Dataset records
####################

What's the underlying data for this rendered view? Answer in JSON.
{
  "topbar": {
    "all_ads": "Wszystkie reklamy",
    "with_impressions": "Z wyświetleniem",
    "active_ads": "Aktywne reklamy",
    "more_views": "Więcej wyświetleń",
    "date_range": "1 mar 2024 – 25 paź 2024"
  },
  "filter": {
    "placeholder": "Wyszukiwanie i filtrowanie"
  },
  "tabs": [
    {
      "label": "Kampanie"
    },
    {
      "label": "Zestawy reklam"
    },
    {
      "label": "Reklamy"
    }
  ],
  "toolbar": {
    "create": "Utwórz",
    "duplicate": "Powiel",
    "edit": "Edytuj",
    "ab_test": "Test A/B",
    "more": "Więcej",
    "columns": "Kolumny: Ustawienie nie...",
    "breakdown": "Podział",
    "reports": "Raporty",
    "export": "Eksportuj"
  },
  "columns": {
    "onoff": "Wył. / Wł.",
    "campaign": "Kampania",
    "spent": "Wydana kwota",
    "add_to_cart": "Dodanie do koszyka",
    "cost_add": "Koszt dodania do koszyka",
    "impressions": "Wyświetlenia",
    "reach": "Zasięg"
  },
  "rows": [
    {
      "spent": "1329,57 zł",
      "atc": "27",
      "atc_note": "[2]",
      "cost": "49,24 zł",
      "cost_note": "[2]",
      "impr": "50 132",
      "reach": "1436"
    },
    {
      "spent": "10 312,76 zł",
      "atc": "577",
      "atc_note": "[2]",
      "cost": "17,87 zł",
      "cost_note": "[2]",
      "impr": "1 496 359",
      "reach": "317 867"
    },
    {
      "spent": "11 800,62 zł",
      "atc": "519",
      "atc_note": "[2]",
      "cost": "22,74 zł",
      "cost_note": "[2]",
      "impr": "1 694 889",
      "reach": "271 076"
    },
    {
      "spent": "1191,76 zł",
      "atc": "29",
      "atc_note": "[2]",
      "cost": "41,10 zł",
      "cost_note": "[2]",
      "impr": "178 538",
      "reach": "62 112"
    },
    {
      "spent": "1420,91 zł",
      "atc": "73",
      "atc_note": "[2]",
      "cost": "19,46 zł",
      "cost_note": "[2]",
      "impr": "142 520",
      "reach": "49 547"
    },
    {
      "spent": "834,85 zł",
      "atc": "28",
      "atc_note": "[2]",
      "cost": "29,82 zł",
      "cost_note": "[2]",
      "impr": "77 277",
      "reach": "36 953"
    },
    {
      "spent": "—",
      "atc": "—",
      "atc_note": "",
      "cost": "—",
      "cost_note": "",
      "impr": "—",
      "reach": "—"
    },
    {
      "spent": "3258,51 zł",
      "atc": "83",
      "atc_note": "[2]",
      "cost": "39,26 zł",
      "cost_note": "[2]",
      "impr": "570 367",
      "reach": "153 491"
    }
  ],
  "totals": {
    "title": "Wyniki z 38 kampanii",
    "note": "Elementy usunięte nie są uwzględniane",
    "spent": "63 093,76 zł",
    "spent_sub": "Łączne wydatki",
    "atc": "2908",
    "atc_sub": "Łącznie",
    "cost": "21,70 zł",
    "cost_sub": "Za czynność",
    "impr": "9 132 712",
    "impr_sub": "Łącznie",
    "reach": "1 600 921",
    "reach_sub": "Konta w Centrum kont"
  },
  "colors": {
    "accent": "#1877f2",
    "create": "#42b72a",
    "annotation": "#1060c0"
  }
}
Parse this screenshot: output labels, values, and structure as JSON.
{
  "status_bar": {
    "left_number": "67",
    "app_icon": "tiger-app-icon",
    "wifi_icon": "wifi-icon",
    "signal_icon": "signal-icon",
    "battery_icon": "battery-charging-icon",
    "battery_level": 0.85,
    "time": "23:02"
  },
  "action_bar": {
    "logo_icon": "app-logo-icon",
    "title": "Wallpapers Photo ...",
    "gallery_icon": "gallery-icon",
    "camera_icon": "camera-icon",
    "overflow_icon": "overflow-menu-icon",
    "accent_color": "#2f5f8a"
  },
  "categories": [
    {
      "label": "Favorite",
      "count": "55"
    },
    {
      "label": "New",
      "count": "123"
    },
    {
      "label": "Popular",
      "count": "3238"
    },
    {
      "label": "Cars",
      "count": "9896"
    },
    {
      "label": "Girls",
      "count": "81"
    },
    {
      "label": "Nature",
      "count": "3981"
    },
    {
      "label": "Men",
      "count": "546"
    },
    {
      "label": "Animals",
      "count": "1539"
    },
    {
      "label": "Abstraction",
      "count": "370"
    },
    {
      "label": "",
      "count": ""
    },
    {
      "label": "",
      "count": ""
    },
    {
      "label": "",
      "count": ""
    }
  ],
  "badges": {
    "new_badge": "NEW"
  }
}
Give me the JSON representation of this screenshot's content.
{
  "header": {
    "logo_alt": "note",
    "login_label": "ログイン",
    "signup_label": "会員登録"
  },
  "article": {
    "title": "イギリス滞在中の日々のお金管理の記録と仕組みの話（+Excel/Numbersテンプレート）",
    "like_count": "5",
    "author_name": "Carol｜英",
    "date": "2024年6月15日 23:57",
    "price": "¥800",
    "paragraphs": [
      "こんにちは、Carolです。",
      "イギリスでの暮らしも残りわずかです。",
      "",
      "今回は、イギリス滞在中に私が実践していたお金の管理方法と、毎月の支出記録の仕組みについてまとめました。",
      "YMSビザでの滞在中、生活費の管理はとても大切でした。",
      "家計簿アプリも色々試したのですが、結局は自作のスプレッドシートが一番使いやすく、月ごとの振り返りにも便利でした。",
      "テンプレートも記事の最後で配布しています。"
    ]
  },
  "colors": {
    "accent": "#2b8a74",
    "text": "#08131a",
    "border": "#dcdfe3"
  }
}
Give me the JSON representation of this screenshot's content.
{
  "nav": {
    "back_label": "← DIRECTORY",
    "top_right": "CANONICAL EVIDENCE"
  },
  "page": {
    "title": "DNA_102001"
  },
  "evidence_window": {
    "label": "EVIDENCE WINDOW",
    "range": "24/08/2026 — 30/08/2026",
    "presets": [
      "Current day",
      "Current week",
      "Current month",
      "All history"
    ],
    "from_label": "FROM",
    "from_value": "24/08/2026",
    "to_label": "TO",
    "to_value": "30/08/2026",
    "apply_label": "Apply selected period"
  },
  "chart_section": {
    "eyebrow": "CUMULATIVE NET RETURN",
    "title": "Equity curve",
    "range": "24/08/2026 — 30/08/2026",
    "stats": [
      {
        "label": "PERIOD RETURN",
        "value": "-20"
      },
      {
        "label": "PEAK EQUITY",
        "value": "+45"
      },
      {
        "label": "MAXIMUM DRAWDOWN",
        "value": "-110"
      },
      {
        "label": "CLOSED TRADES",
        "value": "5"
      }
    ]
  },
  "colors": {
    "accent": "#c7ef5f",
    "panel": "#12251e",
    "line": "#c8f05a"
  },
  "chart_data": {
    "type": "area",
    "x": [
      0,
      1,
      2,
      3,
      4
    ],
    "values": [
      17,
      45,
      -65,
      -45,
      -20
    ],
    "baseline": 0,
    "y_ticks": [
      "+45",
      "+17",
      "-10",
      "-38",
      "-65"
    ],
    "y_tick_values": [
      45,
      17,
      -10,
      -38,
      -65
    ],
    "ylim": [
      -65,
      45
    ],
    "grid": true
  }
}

####################

◆ Exercise instructions
Copy all of the data. Keep every word exactly as it is.

◆ Full output
What's the underlying data for this rendered view? Answer in JSON.
{
  "topbar": {
    "all_ads": "Wszystkie reklamy",
    "with_impressions": "Z wyświetleniem",
    "active_ads": "Aktywne reklamy",
    "more_views": "Więcej wyświetleń",
    "date_range": "1 mar 2024 – 25 paź 2024"
  },
  "filter": {
    "placeholder": "Wyszukiwanie i filtrowanie"
  },
  "tabs": [
    {
      "label": "Kampanie"
    },
    {
      "label": "Zestawy reklam"
    },
    {
      "label": "Reklamy"
    }
  ],
  "toolbar": {
    "create": "Utwórz",
    "duplicate": "Powiel",
    "edit": "Edytuj",
    "ab_test": "Test A/B",
    "more": "Więcej",
    "columns": "Kolumny: Ustawienie nie...",
    "breakdown": "Podział",
    "reports": "Raporty",
    "export": "Eksportuj"
  },
  "columns": {
    "onoff": "Wył. / Wł.",
    "campaign": "Kampania",
    "spent": "Wydana kwota",
    "add_to_cart": "Dodanie do koszyka",
    "cost_add": "Koszt dodania do koszyka",
    "impressions": "Wyświetlenia",
    "reach": "Zasięg"
  },
  "rows": [
    {
      "spent": "1329,57 zł",
      "atc": "27",
      "atc_note": "[2]",
      "cost": "49,24 zł",
      "cost_note": "[2]",
      "impr": "50 132",
      "reach": "1436"
    },
    {
      "spent": "10 312,76 zł",
      "atc": "577",
      "atc_note": "[2]",
      "cost": "17,87 zł",
      "cost_note": "[2]",
      "impr": "1 496 359",
      "reach": "317 867"
    },
    {
      "spent": "11 800,62 zł",
      "atc": "519",
      "atc_note": "[2]",
      "cost": "22,74 zł",
      "cost_note": "[2]",
      "impr": "1 694 889",
      "reach": "271 076"
    },
    {
      "spent": "1191,76 zł",
      "atc": "29",
      "atc_note": "[2]",
      "cost": "41,10 zł",
      "cost_note": "[2]",
      "impr": "178 538",
      "reach": "62 112"
    },
    {
      "spent": "1420,91 zł",
      "atc": "73",
      "atc_note": "[2]",
      "cost": "19,46 zł",
      "cost_note": "[2]",
      "impr": "142 520",
      "reach": "49 547"
    },
    {
      "spent": "834,85 zł",
      "atc": "28",
      "atc_note": "[2]",
      "cost": "29,82 zł",
      "cost_note": "[2]",
      "impr": "77 277",
      "reach": "36 953"
    },
    {
      "spent": "—",
      "atc": "—",
      "atc_note": "",
      "cost": "—",
      "cost_note": "",
      "impr": "—",
      "reach": "—"
    },
    {
      "spent": "3258,51 zł",
      "atc": "83",
      "atc_note": "[2]",
      "cost": "39,26 zł",
      "cost_note": "[2]",
      "impr": "570 367",
      "reach": "153 491"
    }
  ],
  "totals": {
    "title": "Wyniki z 38 kampanii",
    "note": "Elementy usunięte nie są uwzględniane",
    "spent": "63 093,76 zł",
    "spent_sub": "Łączne wydatki",
    "atc": "2908",
    "atc_sub": "Łącznie",
    "cost": "21,70 zł",
    "cost_sub": "Za czynność",
    "impr": "9 132 712",
    "impr_sub": "Łącznie",
    "reach": "1 600 921",
    "reach_sub": "Konta w Centrum kont"
  },
  "colors": {
    "accent": "#1877f2",
    "create": "#42b72a",
    "annotation": "#1060c0"
  }
}
Parse this screenshot: output labels, values, and structure as JSON.
{
  "status_bar": {
    "left_number": "67",
    "app_icon": "tiger-app-icon",
    "wifi_icon": "wifi-icon",
    "signal_icon": "signal-icon",
    "battery_icon": "battery-charging-icon",
    "battery_level": 0.85,
    "time": "23:02"
  },
  "action_bar": {
    "logo_icon": "app-logo-icon",
    "title": "Wallpapers Photo ...",
    "gallery_icon": "gallery-icon",
    "camera_icon": "camera-icon",
    "overflow_icon": "overflow-menu-icon",
    "accent_color": "#2f5f8a"
  },
  "categories": [
    {
      "label": "Favorite",
      "count": "55"
    },
    {
      "label": "New",
      "count": "123"
    },
    {
      "label": "Popular",
      "count": "3238"
    },
    {
      "label": "Cars",
      "count": "9896"
    },
    {
      "label": "Girls",
      "count": "81"
    },
    {
      "label": "Nature",
      "count": "3981"
    },
    {
      "label": "Men",
      "count": "546"
    },
    {
      "label": "Animals",
      "count": "1539"
    },
    {
      "label": "Abstraction",
      "count": "370"
    },
    {
      "label": "",
      "count": ""
    },
    {
      "label": "",
      "count": ""
    },
    {
      "label": "",
      "count": ""
    }
  ],
  "badges": {
    "new_badge": "NEW"
  }
}
Give me the JSON representation of this screenshot's content.
{
  "header": {
    "logo_alt": "note",
    "login_label": "ログイン",
    "signup_label": "会員登録"
  },
  "article": {
    "title": "イギリス滞在中の日々のお金管理の記録と仕組みの話（+Excel/Numbersテンプレート）",
    "like_count": "5",
    "author_name": "Carol｜英",
    "date": "2024年6月15日 23:57",
    "price": "¥800",
    "paragraphs": [
      "こんにちは、Carolです。",
      "イギリスでの暮らしも残りわずかです。",
      "",
      "今回は、イギリス滞在中に私が実践していたお金の管理方法と、毎月の支出記録の仕組みについてまとめました。",
      "YMSビザでの滞在中、生活費の管理はとても大切でした。",
      "家計簿アプリも色々試したのですが、結局は自作のスプレッドシートが一番使いやすく、月ごとの振り返りにも便利でした。",
      "テンプレートも記事の最後で配布しています。"
    ]
  },
  "colors": {
    "accent": "#2b8a74",
    "text": "#08131a",
    "border": "#dcdfe3"
  }
}
Give me the JSON representation of this screenshot's content.
{
  "nav": {
    "back_label": "← DIRECTORY",
    "top_right": "CANONICAL EVIDENCE"
  },
  "page": {
    "title": "DNA_102001"
  },
  "evidence_window": {
    "label": "EVIDENCE WINDOW",
    "range": "24/08/2026 — 30/08/2026",
    "presets": [
      "Current day",
      "Current week",
      "Current month",
      "All history"
    ],
    "from_label": "FROM",
    "from_value": "24/08/2026",
    "to_label": "TO",
    "to_value": "30/08/2026",
    "apply_label": "Apply selected period"
  },
  "chart_section": {
    "eyebrow": "CUMULATIVE NET RETURN",
    "title": "Equity curve",
    "range": "24/08/2026 — 30/08/2026",
    "stats": [
      {
        "label": "PERIOD RETURN",
        "value": "-20"
      },
      {
        "label": "PEAK EQUITY",
        "value": "+45"
      },
      {
        "label": "MAXIMUM DRAWDOWN",
        "value": "-110"
      },
      {
        "label": "CLOSED TRADES",
        "value": "5"
      }
    ]
  },
  "colors": {
    "accent": "#c7ef5f",
    "panel": "#12251e",
    "line": "#c8f05a"
  },
  "chart_data": {
    "type": "area",
    "x": [
      0,
      1,
      2,
      3,
      4
    ],
    "values": [
      17,
      45,
      -65,
      -45,
      -20
    ],
    "baseline": 0,
    "y_ticks": [
      "+45",
      "+17",
      "-10",
      "-38",
      "-65"
    ],
    "y_tick_values": [
      45,
      17,
      -10,
      -38,
      -65
    ],
    "ylim": [
      -65,
      45
    ],
    "grid": true
  }
}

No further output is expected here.